→ Job
Collect every line that includes the string "должностному".

→ Material supplied
□ □ □ □ □ □ □
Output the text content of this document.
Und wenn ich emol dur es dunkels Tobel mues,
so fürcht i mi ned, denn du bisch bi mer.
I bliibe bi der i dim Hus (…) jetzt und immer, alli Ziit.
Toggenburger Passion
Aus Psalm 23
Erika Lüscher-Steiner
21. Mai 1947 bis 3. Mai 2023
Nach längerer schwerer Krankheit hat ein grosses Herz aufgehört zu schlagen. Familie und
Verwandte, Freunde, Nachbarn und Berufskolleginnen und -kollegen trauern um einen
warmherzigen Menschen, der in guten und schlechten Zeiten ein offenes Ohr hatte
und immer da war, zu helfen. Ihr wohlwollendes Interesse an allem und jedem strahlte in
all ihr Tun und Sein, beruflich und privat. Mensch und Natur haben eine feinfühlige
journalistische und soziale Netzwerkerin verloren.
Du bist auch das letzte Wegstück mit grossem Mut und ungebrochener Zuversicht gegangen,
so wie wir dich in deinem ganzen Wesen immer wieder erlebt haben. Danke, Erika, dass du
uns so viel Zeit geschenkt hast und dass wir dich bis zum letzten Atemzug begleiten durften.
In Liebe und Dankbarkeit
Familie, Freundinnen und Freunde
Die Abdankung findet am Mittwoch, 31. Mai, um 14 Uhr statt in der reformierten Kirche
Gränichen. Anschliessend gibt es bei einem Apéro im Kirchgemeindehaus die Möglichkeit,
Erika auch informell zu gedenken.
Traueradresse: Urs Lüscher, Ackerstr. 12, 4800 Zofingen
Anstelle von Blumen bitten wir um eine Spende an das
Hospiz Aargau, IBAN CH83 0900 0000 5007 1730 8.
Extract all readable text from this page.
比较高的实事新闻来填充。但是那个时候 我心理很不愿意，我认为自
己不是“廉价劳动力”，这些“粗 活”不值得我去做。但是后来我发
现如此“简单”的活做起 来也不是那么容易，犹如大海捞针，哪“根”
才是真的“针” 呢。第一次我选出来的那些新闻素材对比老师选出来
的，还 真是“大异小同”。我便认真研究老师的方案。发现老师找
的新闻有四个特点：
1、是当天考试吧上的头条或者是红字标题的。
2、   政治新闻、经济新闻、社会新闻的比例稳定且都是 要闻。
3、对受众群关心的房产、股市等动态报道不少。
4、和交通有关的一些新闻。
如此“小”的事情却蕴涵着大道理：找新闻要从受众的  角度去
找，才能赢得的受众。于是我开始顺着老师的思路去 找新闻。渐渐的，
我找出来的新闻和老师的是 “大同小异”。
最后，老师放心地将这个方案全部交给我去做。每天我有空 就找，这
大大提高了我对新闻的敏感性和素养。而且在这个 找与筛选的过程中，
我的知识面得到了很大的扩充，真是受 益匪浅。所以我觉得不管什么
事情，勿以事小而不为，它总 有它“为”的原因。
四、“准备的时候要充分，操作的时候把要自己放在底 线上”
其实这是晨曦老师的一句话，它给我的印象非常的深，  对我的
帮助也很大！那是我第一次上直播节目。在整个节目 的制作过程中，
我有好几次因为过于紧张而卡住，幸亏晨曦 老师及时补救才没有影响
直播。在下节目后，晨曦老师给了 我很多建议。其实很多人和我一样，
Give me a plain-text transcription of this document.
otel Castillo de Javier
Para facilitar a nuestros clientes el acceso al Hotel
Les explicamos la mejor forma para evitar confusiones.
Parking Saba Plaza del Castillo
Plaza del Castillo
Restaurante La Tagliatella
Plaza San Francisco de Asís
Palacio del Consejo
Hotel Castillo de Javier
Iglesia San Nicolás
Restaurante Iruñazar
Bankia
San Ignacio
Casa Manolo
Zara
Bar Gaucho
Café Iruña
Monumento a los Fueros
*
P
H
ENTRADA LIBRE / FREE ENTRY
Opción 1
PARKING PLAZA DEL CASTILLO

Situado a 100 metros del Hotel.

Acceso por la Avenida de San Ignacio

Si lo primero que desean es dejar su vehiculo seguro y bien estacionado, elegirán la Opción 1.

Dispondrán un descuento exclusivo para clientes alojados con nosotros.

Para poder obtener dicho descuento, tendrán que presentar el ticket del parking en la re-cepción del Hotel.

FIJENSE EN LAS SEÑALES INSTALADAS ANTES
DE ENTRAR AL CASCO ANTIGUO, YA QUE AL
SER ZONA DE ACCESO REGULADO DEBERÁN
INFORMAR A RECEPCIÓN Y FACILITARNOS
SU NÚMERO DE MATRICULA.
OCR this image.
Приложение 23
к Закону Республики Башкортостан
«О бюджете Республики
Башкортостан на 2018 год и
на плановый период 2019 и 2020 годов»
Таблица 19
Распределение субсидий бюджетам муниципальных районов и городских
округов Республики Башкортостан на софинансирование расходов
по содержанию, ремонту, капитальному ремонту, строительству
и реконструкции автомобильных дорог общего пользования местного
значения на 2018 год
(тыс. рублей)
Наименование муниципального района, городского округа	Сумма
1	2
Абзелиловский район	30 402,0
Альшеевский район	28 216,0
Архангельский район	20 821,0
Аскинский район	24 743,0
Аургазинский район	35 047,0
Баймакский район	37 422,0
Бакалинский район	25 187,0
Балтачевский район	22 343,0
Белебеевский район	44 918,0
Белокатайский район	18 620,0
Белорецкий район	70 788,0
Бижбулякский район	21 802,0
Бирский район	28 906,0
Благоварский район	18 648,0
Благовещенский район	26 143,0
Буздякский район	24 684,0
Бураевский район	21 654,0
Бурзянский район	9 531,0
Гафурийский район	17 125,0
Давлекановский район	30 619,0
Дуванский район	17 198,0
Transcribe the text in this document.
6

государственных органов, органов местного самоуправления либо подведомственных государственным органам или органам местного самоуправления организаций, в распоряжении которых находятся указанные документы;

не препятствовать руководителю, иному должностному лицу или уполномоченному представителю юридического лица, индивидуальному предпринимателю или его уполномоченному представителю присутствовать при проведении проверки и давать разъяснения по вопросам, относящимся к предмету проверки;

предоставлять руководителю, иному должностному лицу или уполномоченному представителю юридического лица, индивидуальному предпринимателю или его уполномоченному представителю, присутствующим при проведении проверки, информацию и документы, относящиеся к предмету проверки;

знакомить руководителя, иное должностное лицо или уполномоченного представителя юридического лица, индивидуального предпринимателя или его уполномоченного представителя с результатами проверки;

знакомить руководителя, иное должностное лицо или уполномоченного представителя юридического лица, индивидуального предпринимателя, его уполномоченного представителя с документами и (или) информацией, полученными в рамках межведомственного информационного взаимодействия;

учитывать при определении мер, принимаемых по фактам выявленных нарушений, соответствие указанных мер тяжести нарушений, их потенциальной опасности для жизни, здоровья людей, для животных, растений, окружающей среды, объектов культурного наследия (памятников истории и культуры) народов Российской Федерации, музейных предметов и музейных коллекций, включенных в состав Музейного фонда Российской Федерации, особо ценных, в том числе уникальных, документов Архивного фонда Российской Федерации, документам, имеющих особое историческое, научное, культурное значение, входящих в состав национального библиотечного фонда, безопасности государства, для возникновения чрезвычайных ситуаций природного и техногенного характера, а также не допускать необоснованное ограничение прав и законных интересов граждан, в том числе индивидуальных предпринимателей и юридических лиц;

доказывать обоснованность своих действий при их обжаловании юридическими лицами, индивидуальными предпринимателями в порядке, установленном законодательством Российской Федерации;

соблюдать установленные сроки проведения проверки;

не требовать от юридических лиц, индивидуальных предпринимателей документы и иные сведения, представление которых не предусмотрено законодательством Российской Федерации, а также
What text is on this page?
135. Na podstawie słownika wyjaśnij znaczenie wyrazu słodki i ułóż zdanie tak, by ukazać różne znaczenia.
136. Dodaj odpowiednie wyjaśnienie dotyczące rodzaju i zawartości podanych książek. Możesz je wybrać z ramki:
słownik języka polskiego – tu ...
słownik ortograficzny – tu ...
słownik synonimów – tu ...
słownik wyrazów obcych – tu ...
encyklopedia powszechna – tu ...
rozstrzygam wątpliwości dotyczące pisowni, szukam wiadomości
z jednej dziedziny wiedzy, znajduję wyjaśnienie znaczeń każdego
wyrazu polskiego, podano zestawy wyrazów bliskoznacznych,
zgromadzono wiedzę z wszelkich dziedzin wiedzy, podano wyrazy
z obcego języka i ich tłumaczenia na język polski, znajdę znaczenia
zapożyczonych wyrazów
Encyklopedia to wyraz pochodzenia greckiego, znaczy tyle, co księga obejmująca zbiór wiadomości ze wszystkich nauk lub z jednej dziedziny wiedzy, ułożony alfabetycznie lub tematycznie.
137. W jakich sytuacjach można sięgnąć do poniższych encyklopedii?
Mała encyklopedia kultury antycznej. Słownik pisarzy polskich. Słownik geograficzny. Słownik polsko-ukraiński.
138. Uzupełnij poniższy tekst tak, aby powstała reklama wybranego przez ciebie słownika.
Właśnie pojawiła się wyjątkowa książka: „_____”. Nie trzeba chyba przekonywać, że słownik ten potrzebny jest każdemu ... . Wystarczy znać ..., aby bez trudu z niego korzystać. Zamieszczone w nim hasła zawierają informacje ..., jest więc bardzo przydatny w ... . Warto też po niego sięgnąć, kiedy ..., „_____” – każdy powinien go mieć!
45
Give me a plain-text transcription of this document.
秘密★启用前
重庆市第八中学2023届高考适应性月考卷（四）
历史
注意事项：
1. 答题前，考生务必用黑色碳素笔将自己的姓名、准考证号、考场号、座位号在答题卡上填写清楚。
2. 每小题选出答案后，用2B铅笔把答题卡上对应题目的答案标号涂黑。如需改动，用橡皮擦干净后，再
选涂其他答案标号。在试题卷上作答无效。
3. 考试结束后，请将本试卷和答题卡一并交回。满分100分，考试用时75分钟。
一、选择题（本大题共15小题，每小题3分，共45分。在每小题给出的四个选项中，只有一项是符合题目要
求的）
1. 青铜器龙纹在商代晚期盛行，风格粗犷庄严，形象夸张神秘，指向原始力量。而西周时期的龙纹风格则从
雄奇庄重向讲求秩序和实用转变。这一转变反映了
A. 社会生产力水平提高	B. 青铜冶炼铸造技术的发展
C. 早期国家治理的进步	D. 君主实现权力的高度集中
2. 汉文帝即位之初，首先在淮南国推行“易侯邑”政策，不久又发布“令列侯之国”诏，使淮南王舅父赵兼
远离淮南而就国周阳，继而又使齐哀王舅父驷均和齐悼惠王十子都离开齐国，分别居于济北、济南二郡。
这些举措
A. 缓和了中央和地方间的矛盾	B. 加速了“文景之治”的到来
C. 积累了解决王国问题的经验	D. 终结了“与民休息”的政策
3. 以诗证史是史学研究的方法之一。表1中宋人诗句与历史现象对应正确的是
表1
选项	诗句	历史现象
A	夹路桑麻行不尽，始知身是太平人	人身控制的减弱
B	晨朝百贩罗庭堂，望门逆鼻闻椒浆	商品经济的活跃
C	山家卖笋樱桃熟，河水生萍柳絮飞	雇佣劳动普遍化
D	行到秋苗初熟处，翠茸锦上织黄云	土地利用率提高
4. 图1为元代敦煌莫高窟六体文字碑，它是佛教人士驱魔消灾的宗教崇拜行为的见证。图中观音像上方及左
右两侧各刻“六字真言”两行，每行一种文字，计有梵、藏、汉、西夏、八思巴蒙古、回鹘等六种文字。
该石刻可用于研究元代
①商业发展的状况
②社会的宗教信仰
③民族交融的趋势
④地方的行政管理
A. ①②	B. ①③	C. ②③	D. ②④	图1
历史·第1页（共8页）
□ □ □ □ □ □ □
→ Task result
не препятствовать руководителю, иному должностному лицу или уполномоченному представителю юридического лица, индивидуальному предпринимателю или его уполномоченному представителю присутствовать при проведении проверки и давать разъяснения по вопросам, относящимся к предмету проверки;
предоставлять руководителю, иному должностному лицу или уполномоченному представителю юридического лица, индивидуальному предпринимателю или его уполномоченному представителю, присутствующим при проведении проверки, информацию и документы, относящиеся к предмету проверки;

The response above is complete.